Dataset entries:
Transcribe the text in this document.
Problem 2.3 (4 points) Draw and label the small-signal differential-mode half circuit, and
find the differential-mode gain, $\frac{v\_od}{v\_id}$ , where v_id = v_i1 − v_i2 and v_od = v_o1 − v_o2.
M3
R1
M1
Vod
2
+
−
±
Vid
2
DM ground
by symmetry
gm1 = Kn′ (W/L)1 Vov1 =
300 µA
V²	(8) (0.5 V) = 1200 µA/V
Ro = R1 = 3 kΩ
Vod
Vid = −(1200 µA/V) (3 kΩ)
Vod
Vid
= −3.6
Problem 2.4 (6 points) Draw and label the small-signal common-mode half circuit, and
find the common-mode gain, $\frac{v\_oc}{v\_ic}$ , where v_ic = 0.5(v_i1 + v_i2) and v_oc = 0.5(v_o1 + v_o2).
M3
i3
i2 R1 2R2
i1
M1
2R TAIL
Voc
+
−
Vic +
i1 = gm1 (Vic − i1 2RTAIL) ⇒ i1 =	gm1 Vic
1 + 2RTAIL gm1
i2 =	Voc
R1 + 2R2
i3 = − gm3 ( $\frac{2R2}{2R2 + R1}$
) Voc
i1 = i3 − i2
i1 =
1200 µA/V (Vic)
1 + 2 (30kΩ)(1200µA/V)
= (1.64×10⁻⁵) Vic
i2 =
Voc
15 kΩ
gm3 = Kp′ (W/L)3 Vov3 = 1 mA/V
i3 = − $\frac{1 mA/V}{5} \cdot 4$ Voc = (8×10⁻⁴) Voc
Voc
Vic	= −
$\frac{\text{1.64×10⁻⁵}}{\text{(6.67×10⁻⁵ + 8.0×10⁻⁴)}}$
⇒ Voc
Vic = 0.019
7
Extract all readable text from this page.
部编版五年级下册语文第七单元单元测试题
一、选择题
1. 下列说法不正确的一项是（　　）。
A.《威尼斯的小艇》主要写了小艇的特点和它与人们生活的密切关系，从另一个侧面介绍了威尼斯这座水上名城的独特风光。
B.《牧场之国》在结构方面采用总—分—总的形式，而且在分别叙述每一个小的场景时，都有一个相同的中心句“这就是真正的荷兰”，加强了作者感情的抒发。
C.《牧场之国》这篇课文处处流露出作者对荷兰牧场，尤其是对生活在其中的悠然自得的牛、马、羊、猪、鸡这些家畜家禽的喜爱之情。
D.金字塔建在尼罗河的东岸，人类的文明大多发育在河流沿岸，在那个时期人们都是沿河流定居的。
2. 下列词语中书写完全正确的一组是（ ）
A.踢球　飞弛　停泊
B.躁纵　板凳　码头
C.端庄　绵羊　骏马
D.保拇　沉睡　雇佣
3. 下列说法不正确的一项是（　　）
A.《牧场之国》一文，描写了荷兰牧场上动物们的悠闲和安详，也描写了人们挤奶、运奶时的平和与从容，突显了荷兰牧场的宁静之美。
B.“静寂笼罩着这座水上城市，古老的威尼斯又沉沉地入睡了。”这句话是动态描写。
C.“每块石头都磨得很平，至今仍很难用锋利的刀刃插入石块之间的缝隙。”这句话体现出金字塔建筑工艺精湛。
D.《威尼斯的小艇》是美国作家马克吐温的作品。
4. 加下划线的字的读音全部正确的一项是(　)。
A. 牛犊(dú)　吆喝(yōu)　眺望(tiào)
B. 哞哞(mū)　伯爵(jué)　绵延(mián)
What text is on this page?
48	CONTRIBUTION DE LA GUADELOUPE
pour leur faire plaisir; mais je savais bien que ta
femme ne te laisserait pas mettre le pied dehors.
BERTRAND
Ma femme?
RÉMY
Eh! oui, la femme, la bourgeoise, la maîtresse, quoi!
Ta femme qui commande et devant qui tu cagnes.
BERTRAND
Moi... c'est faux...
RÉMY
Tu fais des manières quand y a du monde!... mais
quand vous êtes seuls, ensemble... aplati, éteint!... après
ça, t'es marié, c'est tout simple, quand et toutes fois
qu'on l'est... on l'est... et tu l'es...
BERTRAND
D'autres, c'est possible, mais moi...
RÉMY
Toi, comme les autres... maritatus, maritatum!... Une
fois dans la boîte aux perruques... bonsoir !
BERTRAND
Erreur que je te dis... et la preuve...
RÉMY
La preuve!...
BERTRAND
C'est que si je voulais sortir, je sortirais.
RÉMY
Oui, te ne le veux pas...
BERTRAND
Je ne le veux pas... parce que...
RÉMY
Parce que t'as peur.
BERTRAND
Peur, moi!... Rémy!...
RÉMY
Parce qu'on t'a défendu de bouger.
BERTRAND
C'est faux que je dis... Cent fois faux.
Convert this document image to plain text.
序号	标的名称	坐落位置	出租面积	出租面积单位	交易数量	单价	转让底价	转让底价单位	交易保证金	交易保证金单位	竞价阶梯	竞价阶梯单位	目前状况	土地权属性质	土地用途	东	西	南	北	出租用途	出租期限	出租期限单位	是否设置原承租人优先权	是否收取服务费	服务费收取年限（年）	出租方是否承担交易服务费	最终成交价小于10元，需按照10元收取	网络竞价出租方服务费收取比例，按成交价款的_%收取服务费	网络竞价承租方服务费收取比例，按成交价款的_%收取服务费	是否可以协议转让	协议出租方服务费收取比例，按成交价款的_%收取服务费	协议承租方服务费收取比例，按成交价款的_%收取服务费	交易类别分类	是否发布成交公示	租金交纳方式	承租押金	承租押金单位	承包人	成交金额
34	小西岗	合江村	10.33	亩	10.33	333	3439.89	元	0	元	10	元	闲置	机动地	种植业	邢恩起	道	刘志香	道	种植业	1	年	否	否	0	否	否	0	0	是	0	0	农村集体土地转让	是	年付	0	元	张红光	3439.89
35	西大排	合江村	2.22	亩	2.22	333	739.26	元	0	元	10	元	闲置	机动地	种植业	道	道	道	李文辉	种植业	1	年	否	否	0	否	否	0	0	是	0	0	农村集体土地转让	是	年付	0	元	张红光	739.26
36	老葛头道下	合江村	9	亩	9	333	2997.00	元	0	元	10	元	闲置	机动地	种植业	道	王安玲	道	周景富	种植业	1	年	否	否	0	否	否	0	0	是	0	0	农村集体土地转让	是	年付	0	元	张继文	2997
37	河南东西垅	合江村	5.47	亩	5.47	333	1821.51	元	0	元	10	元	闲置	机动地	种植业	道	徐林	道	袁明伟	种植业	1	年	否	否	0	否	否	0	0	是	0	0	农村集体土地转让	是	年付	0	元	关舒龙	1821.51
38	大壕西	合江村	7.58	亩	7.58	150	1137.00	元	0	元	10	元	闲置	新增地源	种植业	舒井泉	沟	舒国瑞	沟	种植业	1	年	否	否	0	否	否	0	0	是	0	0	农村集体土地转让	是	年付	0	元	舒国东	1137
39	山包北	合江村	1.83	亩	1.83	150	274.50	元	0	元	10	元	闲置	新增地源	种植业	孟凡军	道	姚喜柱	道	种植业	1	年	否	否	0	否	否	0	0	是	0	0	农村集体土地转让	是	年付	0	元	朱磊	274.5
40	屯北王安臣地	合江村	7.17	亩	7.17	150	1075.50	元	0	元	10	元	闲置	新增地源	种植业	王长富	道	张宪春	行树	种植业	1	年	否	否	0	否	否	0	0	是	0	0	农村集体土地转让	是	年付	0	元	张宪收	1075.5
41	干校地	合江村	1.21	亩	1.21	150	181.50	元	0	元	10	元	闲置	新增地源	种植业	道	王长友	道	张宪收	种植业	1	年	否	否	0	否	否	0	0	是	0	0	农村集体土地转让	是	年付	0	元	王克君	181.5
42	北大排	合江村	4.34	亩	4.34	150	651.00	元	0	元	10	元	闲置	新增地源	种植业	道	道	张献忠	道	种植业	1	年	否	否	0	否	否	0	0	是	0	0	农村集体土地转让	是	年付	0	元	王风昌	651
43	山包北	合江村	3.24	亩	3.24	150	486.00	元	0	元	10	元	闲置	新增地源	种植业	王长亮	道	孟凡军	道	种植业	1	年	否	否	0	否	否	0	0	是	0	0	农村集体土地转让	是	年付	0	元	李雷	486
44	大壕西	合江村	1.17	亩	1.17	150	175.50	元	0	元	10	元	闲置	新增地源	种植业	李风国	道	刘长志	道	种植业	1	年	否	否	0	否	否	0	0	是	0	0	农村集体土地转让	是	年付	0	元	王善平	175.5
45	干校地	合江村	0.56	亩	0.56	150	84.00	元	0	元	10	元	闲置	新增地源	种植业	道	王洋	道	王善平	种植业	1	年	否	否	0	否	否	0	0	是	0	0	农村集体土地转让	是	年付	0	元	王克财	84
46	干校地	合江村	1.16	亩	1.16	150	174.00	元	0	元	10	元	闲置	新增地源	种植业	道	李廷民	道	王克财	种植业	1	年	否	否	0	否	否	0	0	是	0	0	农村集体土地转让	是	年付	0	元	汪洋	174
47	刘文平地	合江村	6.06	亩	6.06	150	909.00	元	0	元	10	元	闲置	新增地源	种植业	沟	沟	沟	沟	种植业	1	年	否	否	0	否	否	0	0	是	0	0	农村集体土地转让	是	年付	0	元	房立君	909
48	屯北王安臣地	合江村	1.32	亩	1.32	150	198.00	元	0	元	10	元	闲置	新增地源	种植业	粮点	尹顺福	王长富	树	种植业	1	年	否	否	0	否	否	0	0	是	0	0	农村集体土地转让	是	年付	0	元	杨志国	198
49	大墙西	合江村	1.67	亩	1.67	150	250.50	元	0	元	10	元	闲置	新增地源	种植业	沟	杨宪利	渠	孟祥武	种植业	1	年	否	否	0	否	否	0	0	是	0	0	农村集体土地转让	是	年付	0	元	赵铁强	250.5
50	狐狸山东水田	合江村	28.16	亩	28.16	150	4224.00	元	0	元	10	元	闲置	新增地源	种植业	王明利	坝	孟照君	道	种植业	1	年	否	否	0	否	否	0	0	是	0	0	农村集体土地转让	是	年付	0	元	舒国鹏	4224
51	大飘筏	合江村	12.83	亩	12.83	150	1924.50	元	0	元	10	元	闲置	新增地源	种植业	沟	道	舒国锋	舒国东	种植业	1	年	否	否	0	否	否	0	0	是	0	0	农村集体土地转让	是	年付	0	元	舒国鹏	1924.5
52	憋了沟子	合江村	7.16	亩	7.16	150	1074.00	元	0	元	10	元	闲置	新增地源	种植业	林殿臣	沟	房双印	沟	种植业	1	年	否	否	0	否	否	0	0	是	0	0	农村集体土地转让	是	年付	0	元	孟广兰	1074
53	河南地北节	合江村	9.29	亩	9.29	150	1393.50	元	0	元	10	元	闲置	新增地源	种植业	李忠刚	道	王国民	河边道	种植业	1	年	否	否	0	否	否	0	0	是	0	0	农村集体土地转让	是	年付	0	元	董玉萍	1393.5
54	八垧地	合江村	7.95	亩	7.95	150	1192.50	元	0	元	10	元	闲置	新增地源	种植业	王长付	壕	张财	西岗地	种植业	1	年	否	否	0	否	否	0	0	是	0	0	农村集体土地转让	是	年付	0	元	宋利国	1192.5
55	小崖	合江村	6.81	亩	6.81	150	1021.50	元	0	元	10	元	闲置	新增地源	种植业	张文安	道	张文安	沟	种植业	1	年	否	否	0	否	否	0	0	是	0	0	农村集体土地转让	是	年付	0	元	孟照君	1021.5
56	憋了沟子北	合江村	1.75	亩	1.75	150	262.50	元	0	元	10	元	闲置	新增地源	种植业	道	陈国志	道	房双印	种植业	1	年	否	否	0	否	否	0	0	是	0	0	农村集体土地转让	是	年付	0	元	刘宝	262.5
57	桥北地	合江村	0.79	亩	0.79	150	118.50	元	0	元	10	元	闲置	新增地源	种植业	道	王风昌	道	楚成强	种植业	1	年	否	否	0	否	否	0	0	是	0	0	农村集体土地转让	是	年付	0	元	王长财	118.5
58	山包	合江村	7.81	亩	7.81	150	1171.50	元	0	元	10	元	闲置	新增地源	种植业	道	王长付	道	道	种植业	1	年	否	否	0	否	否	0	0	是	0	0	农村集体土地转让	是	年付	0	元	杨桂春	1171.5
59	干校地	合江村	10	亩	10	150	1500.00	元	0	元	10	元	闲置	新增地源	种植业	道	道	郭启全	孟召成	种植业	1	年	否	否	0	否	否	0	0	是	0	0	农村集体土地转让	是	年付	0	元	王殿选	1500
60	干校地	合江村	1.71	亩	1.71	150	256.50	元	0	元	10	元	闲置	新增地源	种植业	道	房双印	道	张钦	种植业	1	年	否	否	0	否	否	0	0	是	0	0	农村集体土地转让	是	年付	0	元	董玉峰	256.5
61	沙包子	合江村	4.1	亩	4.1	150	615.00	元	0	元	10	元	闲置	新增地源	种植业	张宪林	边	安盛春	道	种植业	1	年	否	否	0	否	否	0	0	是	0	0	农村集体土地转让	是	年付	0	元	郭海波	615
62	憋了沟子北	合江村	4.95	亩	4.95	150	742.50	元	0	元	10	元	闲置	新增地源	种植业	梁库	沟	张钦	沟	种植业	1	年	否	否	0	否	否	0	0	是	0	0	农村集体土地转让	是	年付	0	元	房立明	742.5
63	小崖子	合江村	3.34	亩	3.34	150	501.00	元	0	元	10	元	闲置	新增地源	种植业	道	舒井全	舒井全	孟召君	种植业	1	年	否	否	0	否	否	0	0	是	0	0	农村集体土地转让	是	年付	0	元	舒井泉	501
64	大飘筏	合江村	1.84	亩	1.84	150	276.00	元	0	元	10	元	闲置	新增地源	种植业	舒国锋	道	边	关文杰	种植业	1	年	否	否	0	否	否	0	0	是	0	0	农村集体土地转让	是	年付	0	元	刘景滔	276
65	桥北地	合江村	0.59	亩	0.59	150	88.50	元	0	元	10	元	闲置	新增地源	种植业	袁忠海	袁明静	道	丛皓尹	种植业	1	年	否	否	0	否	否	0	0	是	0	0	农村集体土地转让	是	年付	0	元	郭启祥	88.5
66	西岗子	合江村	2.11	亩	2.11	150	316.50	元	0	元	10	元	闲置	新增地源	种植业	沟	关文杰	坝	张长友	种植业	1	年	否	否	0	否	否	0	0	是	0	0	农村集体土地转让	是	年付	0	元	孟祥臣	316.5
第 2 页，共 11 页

YOUR GOAL: Copy out every line of the listing that includes the string "common".

ANSWER TO THE TASK:
Problem 2.4 (6 points) Draw and label the small-signal common-mode half circuit, and
find the common-mode gain, $\frac{v\_oc}{v\_ic}$ , where v_ic = 0.5(v_i1 + v_i2) and v_oc = 0.5(v_o1 + v_o2).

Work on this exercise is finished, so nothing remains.